[EXERCISE INSTRUCTIONS] Images do not belong in the copy. Retype all the entries below exactly.

● ● ● ●

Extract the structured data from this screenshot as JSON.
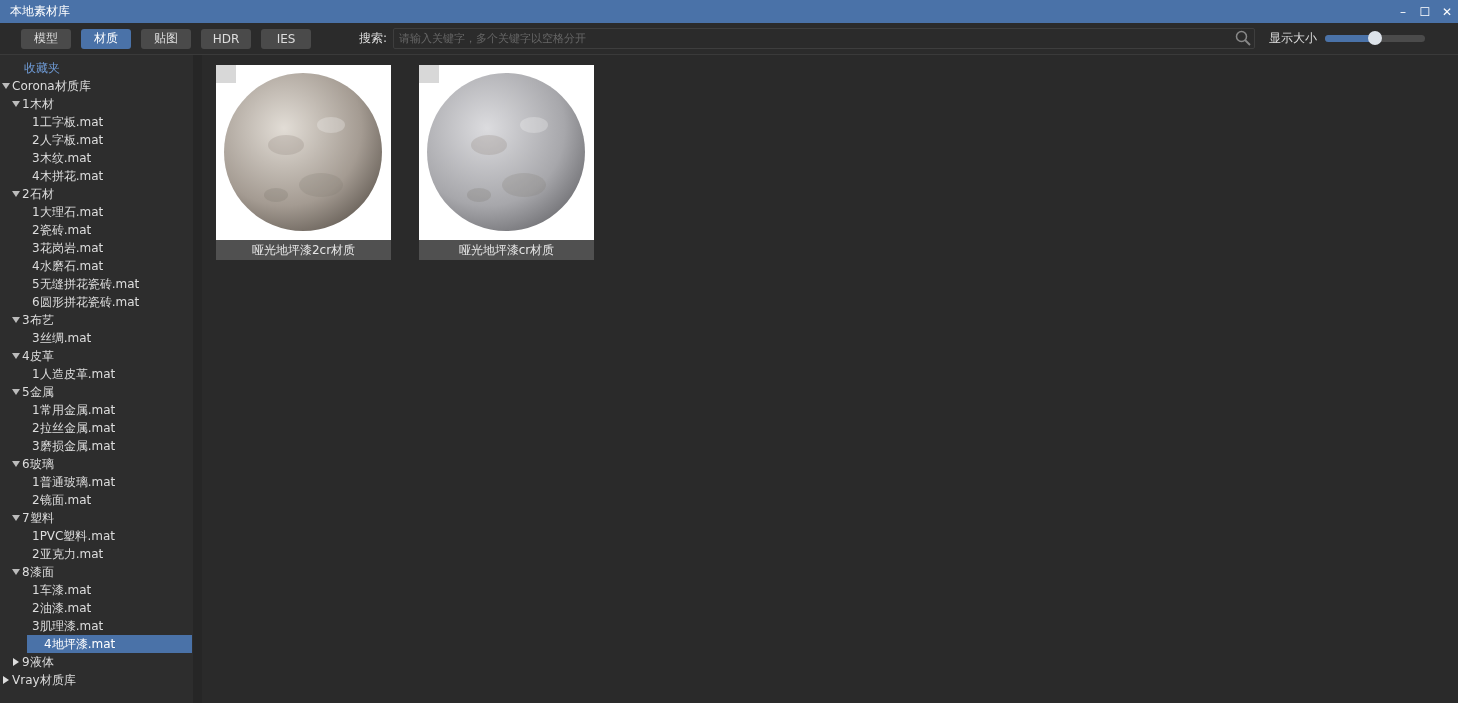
{
  "window": {
    "title": "本地素材库",
    "controls": [
      "–",
      "☐",
      "✕"
    ]
  },
  "tabs": [
    {
      "label": "模型",
      "selected": false
    },
    {
      "label": "材质",
      "selected": true
    },
    {
      "label": "贴图",
      "selected": false
    },
    {
      "label": "HDR",
      "selected": false
    },
    {
      "label": "IES",
      "selected": false
    }
  ],
  "search": {
    "label": "搜索:",
    "placeholder": "请输入关键字，多个关键字以空格分开"
  },
  "size_slider": {
    "label": "显示大小",
    "level": 0.5
  },
  "sidebar": {
    "favorites": "收藏夹",
    "tree": [
      {
        "label": "Corona材质库",
        "expanded": true,
        "selected": false,
        "children": [
          {
            "label": "1木材",
            "expanded": true,
            "selected": false,
            "children": [
              {
                "label": "1工字板.mat",
                "selected": false
              },
              {
                "label": "2人字板.mat",
                "selected": false
              },
              {
                "label": "3木纹.mat",
                "selected": false
              },
              {
                "label": "4木拼花.mat",
                "selected": false
              }
            ]
          },
          {
            "label": "2石材",
            "expanded": true,
            "selected": false,
            "children": [
              {
                "label": "1大理石.mat",
                "selected": false
              },
              {
                "label": "2瓷砖.mat",
                "selected": false
              },
              {
                "label": "3花岗岩.mat",
                "selected": false
              },
              {
                "label": "4水磨石.mat",
                "selected": false
              },
              {
                "label": "5无缝拼花瓷砖.mat",
                "selected": false
              },
              {
                "label": "6圆形拼花瓷砖.mat",
                "selected": false
              }
            ]
          },
          {
            "label": "3布艺",
            "expanded": true,
            "selected": false,
            "children": [
              {
                "label": "3丝绸.mat",
                "selected": false
              }
            ]
          },
          {
            "label": "4皮革",
            "expanded": true,
            "selected": false,
            "children": [
              {
                "label": "1人造皮革.mat",
                "selected": false
              }
            ]
          },
          {
            "label": "5金属",
            "expanded": true,
            "selected": false,
            "children": [
              {
                "label": "1常用金属.mat",
                "selected": false
              },
              {
                "label": "2拉丝金属.mat",
                "selected": false
              },
              {
                "label": "3磨损金属.mat",
                "selected": false
              }
            ]
          },
          {
            "label": "6玻璃",
            "expanded": true,
            "selected": false,
            "children": [
              {
                "label": "1普通玻璃.mat",
                "selected": false
              },
              {
                "label": "2镜面.mat",
                "selected": false
              }
            ]
          },
          {
            "label": "7塑料",
            "expanded": true,
            "selected": false,
            "children": [
              {
                "label": "1PVC塑料.mat",
                "selected": false
              },
              {
                "label": "2亚克力.mat",
                "selected": false
              }
            ]
          },
          {
            "label": "8漆面",
            "expanded": true,
            "selected": false,
            "children": [
              {
                "label": "1车漆.mat",
                "selected": false
              },
              {
                "label": "2油漆.mat",
                "selected": false
              },
              {
                "label": "3肌理漆.mat",
                "selected": false
              },
              {
                "label": "4地坪漆.mat",
                "selected": true
              }
            ]
          },
          {
            "label": "9液体",
            "expanded": false,
            "selected": false
          }
        ]
      },
      {
        "label": "Vray材质库",
        "expanded": false,
        "selected": false
      }
    ]
  },
  "materials": [
    {
      "name": "哑光地坪漆2cr材质",
      "kind": "picture"
    },
    {
      "name": "哑光地坪漆cr材质",
      "kind": "picture"
    }
  ]
}
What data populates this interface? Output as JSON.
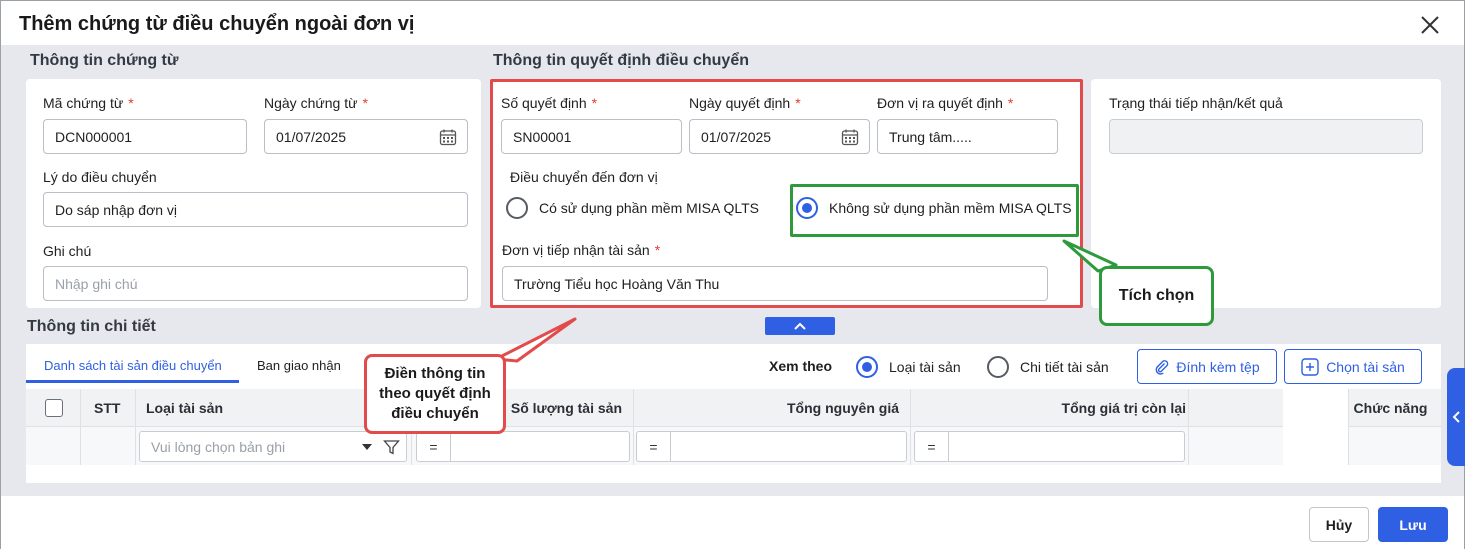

● ● ● ●

[EXERCISE SOLUTION]
Extract the structured data from this screenshot as JSON.
{
  "window": {
    "title": "本地素材库",
    "controls": [
      "–",
      "☐",
      "✕"
    ]
  },
  "tabs": [
    {
      "label": "模型",
      "selected": false
    },
    {
      "label": "材质",
      "selected": true
    },
    {
      "label": "贴图",
      "selected": false
    },
    {
      "label": "HDR",
      "selected": false
    },
    {
      "label": "IES",
      "selected": false
    }
  ],
  "search": {
    "label": "搜索:",
    "placeholder": "请输入关键字，多个关键字以空格分开"
  },
  "size_slider": {
    "label": "显示大小",
    "level": 0.5
  },
  "sidebar": {
    "favorites": "收藏夹",
    "tree": [
      {
        "label": "Corona材质库",
        "expanded": true,
        "selected": false,
        "children": [
          {
            "label": "1木材",
            "expanded": true,
            "selected": false,
            "children": [
              {
                "label": "1工字板.mat",
                "selected": false
              },
              {
                "label": "2人字板.mat",
                "selected": false
              },
              {
                "label": "3木纹.mat",
                "selected": false
              },
              {
                "label": "4木拼花.mat",
                "selected": false
              }
            ]
          },
          {
            "label": "2石材",
            "expanded": true,
            "selected": false,
            "children": [
              {
                "label": "1大理石.mat",
                "selected": false
              },
              {
                "label": "2瓷砖.mat",
                "selected": false
              },
              {
                "label": "3花岗岩.mat",
                "selected": false
              },
              {
                "label": "4水磨石.mat",
                "selected": false
              },
              {
                "label": "5无缝拼花瓷砖.mat",
                "selected": false
              },
              {
                "label": "6圆形拼花瓷砖.mat",
                "selected": false
              }
            ]
          },
          {
            "label": "3布艺",
            "expanded": true,
            "selected": false,
            "children": [
              {
                "label": "3丝绸.mat",
                "selected": false
              }
            ]
          },
          {
            "label": "4皮革",
            "expanded": true,
            "selected": false,
            "children": [
              {
                "label": "1人造皮革.mat",
                "selected": false
              }
            ]
          },
          {
            "label": "5金属",
            "expanded": true,
            "selected": false,
            "children": [
              {
                "label": "1常用金属.mat",
                "selected": false
              },
              {
                "label": "2拉丝金属.mat",
                "selected": false
              },
              {
                "label": "3磨损金属.mat",
                "selected": false
              }
            ]
          },
          {
            "label": "6玻璃",
            "expanded": true,
            "selected": false,
            "children": [
              {
                "label": "1普通玻璃.mat",
                "selected": false
              },
              {
                "label": "2镜面.mat",
                "selected": false
              }
            ]
          },
          {
            "label": "7塑料",
            "expanded": true,
            "selected": false,
            "children": [
              {
                "label": "1PVC塑料.mat",
                "selected": false
              },
              {
                "label": "2亚克力.mat",
                "selected": false
              }
            ]
          },
          {
            "label": "8漆面",
            "expanded": true,
            "selected": false,
            "children": [
              {
                "label": "1车漆.mat",
                "selected": false
              },
              {
                "label": "2油漆.mat",
                "selected": false
              },
              {
                "label": "3肌理漆.mat",
                "selected": false
              },
              {
                "label": "4地坪漆.mat",
                "selected": true
              }
            ]
          },
          {
            "label": "9液体",
            "expanded": false,
            "selected": false
          }
        ]
      },
      {
        "label": "Vray材质库",
        "expanded": false,
        "selected": false
      }
    ]
  },
  "materials": [
    {
      "name": "哑光地坪漆2cr材质",
      "kind": "picture"
    },
    {
      "name": "哑光地坪漆cr材质",
      "kind": "picture"
    }
  ]
}
What data populates this interface? Output as JSON.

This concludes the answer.